Exercise goal: Type every record exactly as it appears.

Items listed in a dataset:
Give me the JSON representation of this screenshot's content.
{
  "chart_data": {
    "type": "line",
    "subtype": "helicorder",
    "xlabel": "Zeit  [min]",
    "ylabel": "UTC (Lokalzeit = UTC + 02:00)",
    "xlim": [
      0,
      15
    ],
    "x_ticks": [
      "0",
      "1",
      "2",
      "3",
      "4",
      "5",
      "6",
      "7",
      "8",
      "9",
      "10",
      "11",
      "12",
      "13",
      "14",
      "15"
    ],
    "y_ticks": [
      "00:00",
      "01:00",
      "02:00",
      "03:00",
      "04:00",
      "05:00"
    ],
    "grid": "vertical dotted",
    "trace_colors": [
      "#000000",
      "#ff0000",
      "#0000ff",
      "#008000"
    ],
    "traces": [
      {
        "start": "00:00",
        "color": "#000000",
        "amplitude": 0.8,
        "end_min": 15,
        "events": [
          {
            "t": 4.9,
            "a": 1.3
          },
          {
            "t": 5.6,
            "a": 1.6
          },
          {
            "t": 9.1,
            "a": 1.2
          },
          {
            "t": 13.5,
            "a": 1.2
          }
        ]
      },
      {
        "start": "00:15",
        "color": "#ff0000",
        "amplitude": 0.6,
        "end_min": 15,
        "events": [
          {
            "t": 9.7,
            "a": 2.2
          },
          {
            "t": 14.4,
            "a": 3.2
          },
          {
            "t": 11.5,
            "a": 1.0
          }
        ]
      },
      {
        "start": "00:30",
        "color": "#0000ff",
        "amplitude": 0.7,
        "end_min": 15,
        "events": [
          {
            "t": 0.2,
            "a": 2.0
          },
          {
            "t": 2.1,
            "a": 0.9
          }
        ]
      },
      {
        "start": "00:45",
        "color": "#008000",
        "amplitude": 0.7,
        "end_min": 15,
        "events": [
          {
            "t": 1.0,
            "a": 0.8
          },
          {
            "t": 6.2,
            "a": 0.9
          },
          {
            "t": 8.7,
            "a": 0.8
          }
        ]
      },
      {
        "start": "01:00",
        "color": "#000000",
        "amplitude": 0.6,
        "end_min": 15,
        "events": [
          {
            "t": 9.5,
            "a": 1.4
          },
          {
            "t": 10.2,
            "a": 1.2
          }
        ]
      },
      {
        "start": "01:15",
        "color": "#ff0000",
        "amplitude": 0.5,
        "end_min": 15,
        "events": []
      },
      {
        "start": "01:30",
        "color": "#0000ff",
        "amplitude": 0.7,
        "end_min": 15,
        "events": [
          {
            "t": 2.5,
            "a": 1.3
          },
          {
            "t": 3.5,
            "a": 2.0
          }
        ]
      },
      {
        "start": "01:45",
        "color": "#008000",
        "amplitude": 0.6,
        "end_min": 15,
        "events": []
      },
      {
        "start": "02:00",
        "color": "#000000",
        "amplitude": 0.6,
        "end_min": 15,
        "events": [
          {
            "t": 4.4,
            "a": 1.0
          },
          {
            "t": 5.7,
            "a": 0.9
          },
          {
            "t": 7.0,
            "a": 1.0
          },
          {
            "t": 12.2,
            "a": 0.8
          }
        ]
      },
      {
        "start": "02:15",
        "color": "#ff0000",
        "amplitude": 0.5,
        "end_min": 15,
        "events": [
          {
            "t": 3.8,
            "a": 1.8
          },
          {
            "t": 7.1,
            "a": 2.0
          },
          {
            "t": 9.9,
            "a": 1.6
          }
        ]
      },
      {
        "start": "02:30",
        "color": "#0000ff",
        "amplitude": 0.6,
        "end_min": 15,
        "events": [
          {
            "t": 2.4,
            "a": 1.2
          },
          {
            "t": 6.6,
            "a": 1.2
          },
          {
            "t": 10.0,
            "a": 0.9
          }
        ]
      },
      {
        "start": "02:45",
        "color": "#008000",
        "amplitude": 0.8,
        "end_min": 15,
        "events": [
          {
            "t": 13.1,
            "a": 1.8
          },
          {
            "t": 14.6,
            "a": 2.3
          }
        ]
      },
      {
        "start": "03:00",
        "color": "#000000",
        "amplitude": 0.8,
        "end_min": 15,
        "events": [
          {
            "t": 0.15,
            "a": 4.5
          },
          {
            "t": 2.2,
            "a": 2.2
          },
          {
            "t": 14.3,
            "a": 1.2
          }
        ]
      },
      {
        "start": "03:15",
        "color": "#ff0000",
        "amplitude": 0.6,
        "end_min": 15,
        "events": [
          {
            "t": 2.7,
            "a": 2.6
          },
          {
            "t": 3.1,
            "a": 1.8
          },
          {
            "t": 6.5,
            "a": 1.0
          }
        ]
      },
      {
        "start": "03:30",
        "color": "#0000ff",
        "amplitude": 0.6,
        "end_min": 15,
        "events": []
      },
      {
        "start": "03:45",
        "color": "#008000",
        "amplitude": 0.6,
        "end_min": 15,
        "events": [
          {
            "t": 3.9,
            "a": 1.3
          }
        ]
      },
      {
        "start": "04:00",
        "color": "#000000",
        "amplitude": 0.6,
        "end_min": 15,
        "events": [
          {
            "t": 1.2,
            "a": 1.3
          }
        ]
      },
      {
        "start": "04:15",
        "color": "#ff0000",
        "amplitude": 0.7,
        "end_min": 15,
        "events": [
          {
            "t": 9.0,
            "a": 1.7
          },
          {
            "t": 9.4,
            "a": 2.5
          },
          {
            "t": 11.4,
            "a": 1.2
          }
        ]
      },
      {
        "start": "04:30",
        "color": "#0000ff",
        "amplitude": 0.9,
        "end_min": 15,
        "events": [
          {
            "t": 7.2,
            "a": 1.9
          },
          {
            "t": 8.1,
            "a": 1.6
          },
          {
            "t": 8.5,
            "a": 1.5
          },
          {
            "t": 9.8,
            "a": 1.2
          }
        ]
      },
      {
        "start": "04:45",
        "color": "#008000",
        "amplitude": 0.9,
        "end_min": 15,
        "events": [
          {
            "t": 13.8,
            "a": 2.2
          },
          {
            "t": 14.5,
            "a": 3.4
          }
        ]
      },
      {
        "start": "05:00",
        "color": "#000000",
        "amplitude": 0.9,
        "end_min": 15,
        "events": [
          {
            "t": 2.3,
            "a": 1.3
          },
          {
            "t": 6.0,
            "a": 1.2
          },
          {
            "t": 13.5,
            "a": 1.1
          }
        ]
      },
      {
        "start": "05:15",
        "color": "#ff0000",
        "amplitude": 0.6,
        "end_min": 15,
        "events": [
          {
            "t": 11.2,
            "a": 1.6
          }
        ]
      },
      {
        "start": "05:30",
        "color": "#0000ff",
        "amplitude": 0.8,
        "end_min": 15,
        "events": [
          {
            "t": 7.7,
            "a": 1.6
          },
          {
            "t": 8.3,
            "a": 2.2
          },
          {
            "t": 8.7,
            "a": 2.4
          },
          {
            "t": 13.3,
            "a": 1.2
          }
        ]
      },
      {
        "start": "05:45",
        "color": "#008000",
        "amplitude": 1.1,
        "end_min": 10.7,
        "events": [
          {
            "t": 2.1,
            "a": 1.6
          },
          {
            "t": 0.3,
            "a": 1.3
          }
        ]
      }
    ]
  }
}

Result of the task:
Give me the JSON representation of this screenshot's content.
{
  "chart_data": {
    "type": "line",
    "subtype": "helicorder",
    "xlabel": "Zeit  [min]",
    "ylabel": "UTC (Lokalzeit = UTC + 02:00)",
    "xlim": [
      0,
      15
    ],
    "x_ticks": [
      "0",
      "1",
      "2",
      "3",
      "4",
      "5",
      "6",
      "7",
      "8",
      "9",
      "10",
      "11",
      "12",
      "13",
      "14",
      "15"
    ],
    "y_ticks": [
      "00:00",
      "01:00",
      "02:00",
      "03:00",
      "04:00",
      "05:00"
    ],
    "grid": "vertical dotted",
    "trace_colors": [
      "#000000",
      "#ff0000",
      "#0000ff",
      "#008000"
    ],
    "traces": [
      {
        "start": "00:00",
        "color": "#000000",
        "amplitude": 0.8,
        "end_min": 15,
        "events": [
          {
            "t": 4.9,
            "a": 1.3
          },
          {
            "t": 5.6,
            "a": 1.6
          },
          {
            "t": 9.1,
            "a": 1.2
          },
          {
            "t": 13.5,
            "a": 1.2
          }
        ]
      },
      {
        "start": "00:15",
        "color": "#ff0000",
        "amplitude": 0.6,
        "end_min": 15,
        "events": [
          {
            "t": 9.7,
            "a": 2.2
          },
          {
            "t": 14.4,
            "a": 3.2
          },
          {
            "t": 11.5,
            "a": 1.0
          }
        ]
      },
      {
        "start": "00:30",
        "color": "#0000ff",
        "amplitude": 0.7,
        "end_min": 15,
        "events": [
          {
            "t": 0.2,
            "a": 2.0
          },
          {
            "t": 2.1,
            "a": 0.9
          }
        ]
      },
      {
        "start": "00:45",
        "color": "#008000",
        "amplitude": 0.7,
        "end_min": 15,
        "events": [
          {
            "t": 1.0,
            "a": 0.8
          },
          {
            "t": 6.2,
            "a": 0.9
          },
          {
            "t": 8.7,
            "a": 0.8
          }
        ]
      },
      {
        "start": "01:00",
        "color": "#000000",
        "amplitude": 0.6,
        "end_min": 15,
        "events": [
          {
            "t": 9.5,
            "a": 1.4
          },
          {
            "t": 10.2,
            "a": 1.2
          }
        ]
      },
      {
        "start": "01:15",
        "color": "#ff0000",
        "amplitude": 0.5,
        "end_min": 15,
        "events": []
      },
      {
        "start": "01:30",
        "color": "#0000ff",
        "amplitude": 0.7,
        "end_min": 15,
        "events": [
          {
            "t": 2.5,
            "a": 1.3
          },
          {
            "t": 3.5,
            "a": 2.0
          }
        ]
      },
      {
        "start": "01:45",
        "color": "#008000",
        "amplitude": 0.6,
        "end_min": 15,
        "events": []
      },
      {
        "start": "02:00",
        "color": "#000000",
        "amplitude": 0.6,
        "end_min": 15,
        "events": [
          {
            "t": 4.4,
            "a": 1.0
          },
          {
            "t": 5.7,
            "a": 0.9
          },
          {
            "t": 7.0,
            "a": 1.0
          },
          {
            "t": 12.2,
            "a": 0.8
          }
        ]
      },
      {
        "start": "02:15",
        "color": "#ff0000",
        "amplitude": 0.5,
        "end_min": 15,
        "events": [
          {
            "t": 3.8,
            "a": 1.8
          },
          {
            "t": 7.1,
            "a": 2.0
          },
          {
            "t": 9.9,
            "a": 1.6
          }
        ]
      },
      {
        "start": "02:30",
        "color": "#0000ff",
        "amplitude": 0.6,
        "end_min": 15,
        "events": [
          {
            "t": 2.4,
            "a": 1.2
          },
          {
            "t": 6.6,
            "a": 1.2
          },
          {
            "t": 10.0,
            "a": 0.9
          }
        ]
      },
      {
        "start": "02:45",
        "color": "#008000",
        "amplitude": 0.8,
        "end_min": 15,
        "events": [
          {
            "t": 13.1,
            "a": 1.8
          },
          {
            "t": 14.6,
            "a": 2.3
          }
        ]
      },
      {
        "start": "03:00",
        "color": "#000000",
        "amplitude": 0.8,
        "end_min": 15,
        "events": [
          {
            "t": 0.15,
            "a": 4.5
          },
          {
            "t": 2.2,
            "a": 2.2
          },
          {
            "t": 14.3,
            "a": 1.2
          }
        ]
      },
      {
        "start": "03:15",
        "color": "#ff0000",
        "amplitude": 0.6,
        "end_min": 15,
        "events": [
          {
            "t": 2.7,
            "a": 2.6
          },
          {
            "t": 3.1,
            "a": 1.8
          },
          {
            "t": 6.5,
            "a": 1.0
          }
        ]
      },
      {
        "start": "03:30",
        "color": "#0000ff",
        "amplitude": 0.6,
        "end_min": 15,
        "events": []
      },
      {
        "start": "03:45",
        "color": "#008000",
        "amplitude": 0.6,
        "end_min": 15,
        "events": [
          {
            "t": 3.9,
            "a": 1.3
          }
        ]
      },
      {
        "start": "04:00",
        "color": "#000000",
        "amplitude": 0.6,
        "end_min": 15,
        "events": [
          {
            "t": 1.2,
            "a": 1.3
          }
        ]
      },
      {
        "start": "04:15",
        "color": "#ff0000",
        "amplitude": 0.7,
        "end_min": 15,
        "events": [
          {
            "t": 9.0,
            "a": 1.7
          },
          {
            "t": 9.4,
            "a": 2.5
          },
          {
            "t": 11.4,
            "a": 1.2
          }
        ]
      },
      {
        "start": "04:30",
        "color": "#0000ff",
        "amplitude": 0.9,
        "end_min": 15,
        "events": [
          {
            "t": 7.2,
            "a": 1.9
          },
          {
            "t": 8.1,
            "a": 1.6
          },
          {
            "t": 8.5,
            "a": 1.5
          },
          {
            "t": 9.8,
            "a": 1.2
          }
        ]
      },
      {
        "start": "04:45",
        "color": "#008000",
        "amplitude": 0.9,
        "end_min": 15,
        "events": [
          {
            "t": 13.8,
            "a": 2.2
          },
          {
            "t": 14.5,
            "a": 3.4
          }
        ]
      },
      {
        "start": "05:00",
        "color": "#000000",
        "amplitude": 0.9,
        "end_min": 15,
        "events": [
          {
            "t": 2.3,
            "a": 1.3
          },
          {
            "t": 6.0,
            "a": 1.2
          },
          {
            "t": 13.5,
            "a": 1.1
          }
        ]
      },
      {
        "start": "05:15",
        "color": "#ff0000",
        "amplitude": 0.6,
        "end_min": 15,
        "events": [
          {
            "t": 11.2,
            "a": 1.6
          }
        ]
      },
      {
        "start": "05:30",
        "color": "#0000ff",
        "amplitude": 0.8,
        "end_min": 15,
        "events": [
          {
            "t": 7.7,
            "a": 1.6
          },
          {
            "t": 8.3,
            "a": 2.2
          },
          {
            "t": 8.7,
            "a": 2.4
          },
          {
            "t": 13.3,
            "a": 1.2
          }
        ]
      },
      {
        "start": "05:45",
        "color": "#008000",
        "amplitude": 1.1,
        "end_min": 10.7,
        "events": [
          {
            "t": 2.1,
            "a": 1.6
          },
          {
            "t": 0.3,
            "a": 1.3
          }
        ]
      }
    ]
  }
}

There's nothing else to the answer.